◆ What the task asks:
Transcribe every line exactly. Leave the pictures behind.

◆ Dataset rows:
============================================================
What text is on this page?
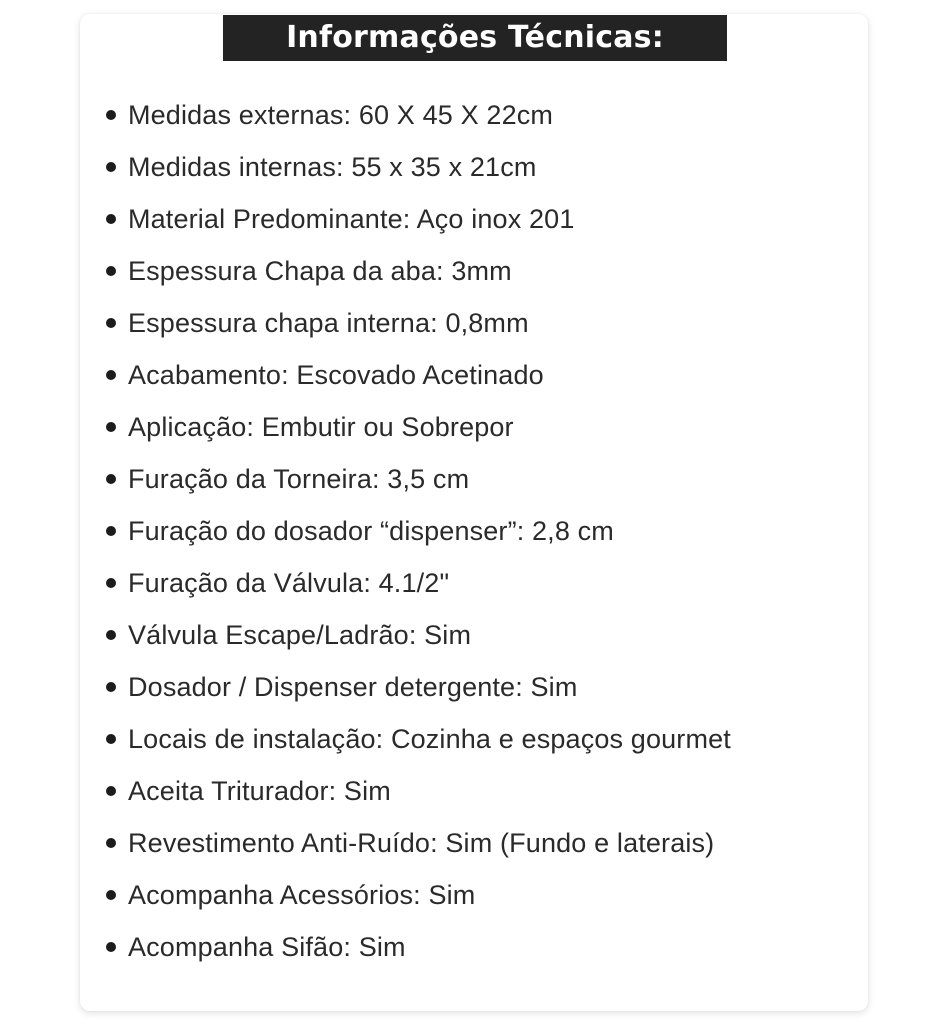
Informações Técnicas:
Medidas externas: 60 X 45 X 22cm
Medidas internas: 55 x 35 x 21cm
Material Predominante: Aço inox 201
Espessura Chapa da aba: 3mm
Espessura chapa interna: 0,8mm
Acabamento: Escovado Acetinado
Aplicação: Embutir ou Sobrepor
Furação da Torneira: 3,5 cm
Furação do dosador “dispenser”: 2,8 cm
Furação da Válvula: 4.1/2"
Válvula Escape/Ladrão: Sim
Dosador / Dispenser detergente: Sim
Locais de instalação: Cozinha e espaços gourmet
Aceita Triturador: Sim
Revestimento Anti-Ruído: Sim (Fundo e laterais)
Acompanha Acessórios: Sim
Acompanha Sifão: Sim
============================================================
◆ Response to the task:
What text is on this page?
Informações Técnicas:
Medidas externas: 60 X 45 X 22cm
Medidas internas: 55 x 35 x 21cm
Material Predominante: Aço inox 201
Espessura Chapa da aba: 3mm
Espessura chapa interna: 0,8mm
Acabamento: Escovado Acetinado
Aplicação: Embutir ou Sobrepor
Furação da Torneira: 3,5 cm
Furação do dosador “dispenser”: 2,8 cm
Furação da Válvula: 4.1/2"
Válvula Escape/Ladrão: Sim
Dosador / Dispenser detergente: Sim
Locais de instalação: Cozinha e espaços gourmet
Aceita Triturador: Sim
Revestimento Anti-Ruído: Sim (Fundo e laterais)
Acompanha Acessórios: Sim
Acompanha Sifão: Sim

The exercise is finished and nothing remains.